** BEGIN Information given **
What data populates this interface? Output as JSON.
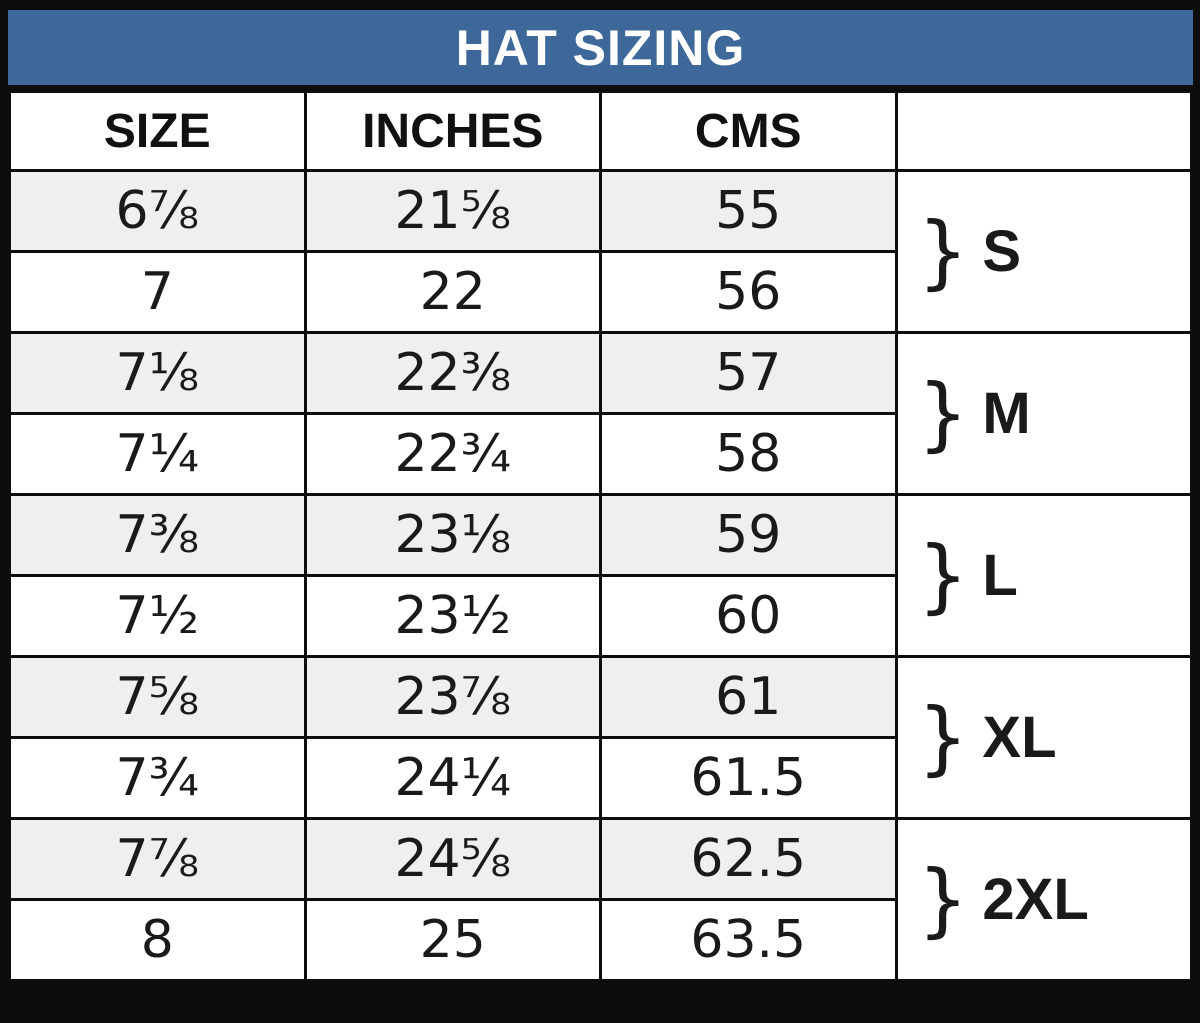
{
  "colors": {
    "title_bg": "#3d6899",
    "title_text": "#ffffff",
    "border": "#0d0d0d",
    "row_alt_bg": "#efefef",
    "row_bg": "#ffffff",
    "text": "#1a1a1a"
  },
  "chart_data": {
    "type": "table",
    "title": "HAT SIZING",
    "columns": [
      "SIZE",
      "INCHES",
      "CMS",
      ""
    ],
    "rows": [
      {
        "size": "6⅞",
        "inches": "21⅝",
        "cms": "55"
      },
      {
        "size": "7",
        "inches": "22",
        "cms": "56"
      },
      {
        "size": "7⅛",
        "inches": "22⅜",
        "cms": "57"
      },
      {
        "size": "7¼",
        "inches": "22¾",
        "cms": "58"
      },
      {
        "size": "7⅜",
        "inches": "23⅛",
        "cms": "59"
      },
      {
        "size": "7½",
        "inches": "23½",
        "cms": "60"
      },
      {
        "size": "7⅝",
        "inches": "23⅞",
        "cms": "61"
      },
      {
        "size": "7¾",
        "inches": "24¼",
        "cms": "61.5"
      },
      {
        "size": "7⅞",
        "inches": "24⅝",
        "cms": "62.5"
      },
      {
        "size": "8",
        "inches": "25",
        "cms": "63.5"
      }
    ],
    "groups": [
      {
        "brace": "}",
        "label": "S",
        "row_span": [
          0,
          1
        ]
      },
      {
        "brace": "}",
        "label": "M",
        "row_span": [
          2,
          3
        ]
      },
      {
        "brace": "}",
        "label": "L",
        "row_span": [
          4,
          5
        ]
      },
      {
        "brace": "}",
        "label": "XL",
        "row_span": [
          6,
          7
        ]
      },
      {
        "brace": "}",
        "label": "2XL",
        "row_span": [
          8,
          9
        ]
      }
    ]
  }
}
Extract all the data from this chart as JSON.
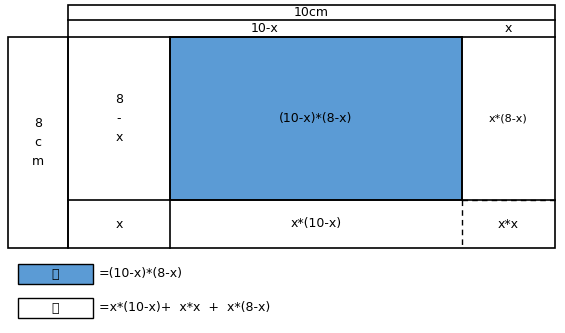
{
  "fig_width": 5.65,
  "fig_height": 3.33,
  "dpi": 100,
  "bg_color": "#ffffff",
  "blue_color": "#5b9bd5",
  "blue_label": "青",
  "white_label": "白",
  "top_label": "10cm",
  "col2_top": "10-x",
  "col3_top": "x",
  "left_label": "8\nc\nm",
  "row1_col1": "8\n-\nx",
  "row2_col1": "x",
  "blue_cell": "(10-x)*(8-x)",
  "right_top": "x*(8-x)",
  "bottom_mid": "x*(10-x)",
  "bottom_right": "x*x",
  "blue_formula": "=(10-x)*(8-x)",
  "white_formula": "=x*(10-x)+  x*x  +  x*(8-x)"
}
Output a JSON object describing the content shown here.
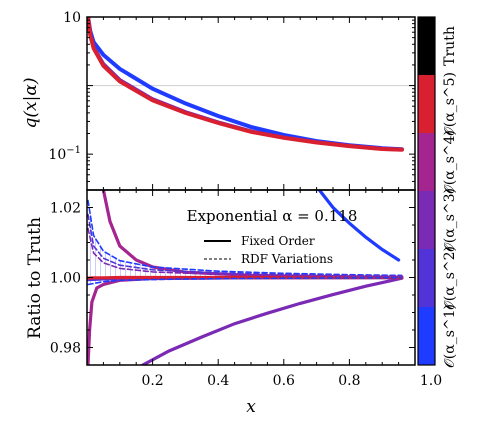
{
  "chart_data": {
    "type": "line",
    "annotation": "Exponential α = 0.118",
    "legend": {
      "placement": "top-right of lower panel",
      "entries": [
        {
          "label": "Fixed Order",
          "style": "solid"
        },
        {
          "label": "RDF Variations",
          "style": "dashed"
        }
      ]
    },
    "colorbar": {
      "labels": [
        "𝒪(α_s^1)",
        "𝒪(α_s^2)",
        "𝒪(α_s^3)",
        "𝒪(α_s^4)",
        "𝒪(α_s^5)",
        "Truth"
      ],
      "colors": [
        "#1f3bff",
        "#5133d8",
        "#7a2ab5",
        "#a52590",
        "#d92030",
        "#000000"
      ]
    },
    "top_panel": {
      "ylabel": "q(x|α)",
      "yscale": "log",
      "ylim": [
        0.03,
        10
      ],
      "y_ticks": [
        {
          "value": 0.1,
          "label": "10^−1"
        },
        {
          "value": 10,
          "label": "10"
        }
      ],
      "reference_line": 1.0,
      "series": [
        {
          "color": "#1f3bff",
          "x": [
            0.003,
            0.01,
            0.02,
            0.05,
            0.1,
            0.2,
            0.3,
            0.4,
            0.5,
            0.6,
            0.7,
            0.8,
            0.9,
            0.96
          ],
          "y": [
            10,
            6.2,
            4.3,
            2.8,
            1.75,
            0.9,
            0.55,
            0.36,
            0.25,
            0.19,
            0.155,
            0.135,
            0.122,
            0.118
          ]
        },
        {
          "color": "#7a2ab5",
          "x": [
            0.003,
            0.01,
            0.02,
            0.05,
            0.1,
            0.2,
            0.3,
            0.4,
            0.5,
            0.6,
            0.7,
            0.8,
            0.9,
            0.96
          ],
          "y": [
            10,
            5.6,
            3.6,
            2.05,
            1.2,
            0.63,
            0.41,
            0.29,
            0.215,
            0.175,
            0.15,
            0.132,
            0.12,
            0.117
          ]
        },
        {
          "color": "#d92030",
          "x": [
            0.003,
            0.01,
            0.02,
            0.05,
            0.1,
            0.2,
            0.3,
            0.4,
            0.5,
            0.6,
            0.7,
            0.8,
            0.9,
            0.96
          ],
          "y": [
            10,
            5.4,
            3.5,
            1.95,
            1.15,
            0.61,
            0.4,
            0.285,
            0.212,
            0.173,
            0.148,
            0.131,
            0.119,
            0.116
          ]
        }
      ]
    },
    "bottom_panel": {
      "xlabel": "x",
      "ylabel": "Ratio to Truth",
      "xlim": [
        0.0,
        1.0
      ],
      "ylim": [
        0.975,
        1.025
      ],
      "x_ticks": [
        0.2,
        0.4,
        0.6,
        0.8,
        1.0
      ],
      "y_ticks": [
        0.98,
        1.0,
        1.02
      ],
      "series": [
        {
          "style": "solid",
          "color": "#1f3bff",
          "x": [
            0.7,
            0.75,
            0.8,
            0.85,
            0.9,
            0.95
          ],
          "y": [
            1.026,
            1.02,
            1.0155,
            1.0115,
            1.008,
            1.005
          ]
        },
        {
          "style": "solid",
          "color": "#1f3bff",
          "x": [
            0.003,
            0.01,
            0.1,
            0.3,
            0.5,
            0.96
          ],
          "y": [
            0.9995,
            0.9995,
            0.9997,
            0.9998,
            0.9999,
            1.0
          ]
        },
        {
          "style": "solid",
          "color": "#5133d8",
          "x": [
            0.003,
            0.05,
            0.1,
            0.2,
            0.4,
            0.6,
            0.8,
            0.96
          ],
          "y": [
            0.9994,
            0.9996,
            0.9997,
            0.9998,
            0.9999,
            1.0,
            1.0,
            1.0
          ]
        },
        {
          "style": "solid",
          "color": "#7a2ab5",
          "x": [
            0.17,
            0.25,
            0.35,
            0.45,
            0.55,
            0.65,
            0.75,
            0.85,
            0.96
          ],
          "y": [
            0.975,
            0.979,
            0.983,
            0.9868,
            0.9898,
            0.9926,
            0.9951,
            0.9975,
            0.9998
          ]
        },
        {
          "style": "solid",
          "color": "#a52590",
          "x": [
            0.003,
            0.008,
            0.015,
            0.03,
            0.05,
            0.1,
            0.2,
            0.5,
            0.96
          ],
          "y": [
            0.975,
            0.985,
            0.993,
            0.997,
            0.998,
            0.9992,
            0.9997,
            0.9999,
            1.0
          ]
        },
        {
          "style": "solid",
          "color": "#a52590",
          "x": [
            0.05,
            0.07,
            0.1,
            0.15,
            0.2,
            0.3,
            0.5,
            0.7,
            0.96
          ],
          "y": [
            1.025,
            1.016,
            1.009,
            1.005,
            1.003,
            1.0015,
            1.0006,
            1.0003,
            1.0
          ]
        },
        {
          "style": "solid",
          "color": "#d92030",
          "x": [
            0.003,
            0.02,
            0.05,
            0.1,
            0.3,
            0.6,
            0.96
          ],
          "y": [
            0.9998,
            0.9999,
            0.9999,
            1.0,
            1.0,
            1.0,
            1.0
          ]
        },
        {
          "style": "dashed",
          "color": "#1f3bff",
          "x": [
            0.003,
            0.02,
            0.05,
            0.1,
            0.2,
            0.4,
            0.6,
            0.8,
            0.96
          ],
          "y": [
            1.022,
            1.012,
            1.0075,
            1.0048,
            1.003,
            1.0018,
            1.0012,
            1.0008,
            1.0006
          ]
        },
        {
          "style": "dashed",
          "color": "#5133d8",
          "x": [
            0.003,
            0.02,
            0.05,
            0.1,
            0.2,
            0.4,
            0.6,
            0.8,
            0.96
          ],
          "y": [
            1.018,
            1.009,
            1.0055,
            1.0035,
            1.0022,
            1.0013,
            1.0009,
            1.0006,
            1.0004
          ]
        },
        {
          "style": "dashed",
          "color": "#7a2ab5",
          "x": [
            0.003,
            0.02,
            0.05,
            0.1,
            0.2,
            0.4,
            0.6,
            0.8,
            0.96
          ],
          "y": [
            1.014,
            1.007,
            1.0042,
            1.0026,
            1.0016,
            1.0009,
            1.0006,
            1.0004,
            1.0003
          ]
        },
        {
          "style": "dashed",
          "color": "#1f3bff",
          "x": [
            0.003,
            0.05,
            0.1,
            0.3,
            0.6,
            0.96
          ],
          "y": [
            0.998,
            0.9988,
            0.9992,
            0.9996,
            0.9998,
            0.9999
          ]
        }
      ]
    }
  }
}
** END Information given **
What is expected
Identify each line holding the string "Output", and copy it out.

Result below
What data populates this interface? Output as JSON.
Output a JSON object describing the content shown here.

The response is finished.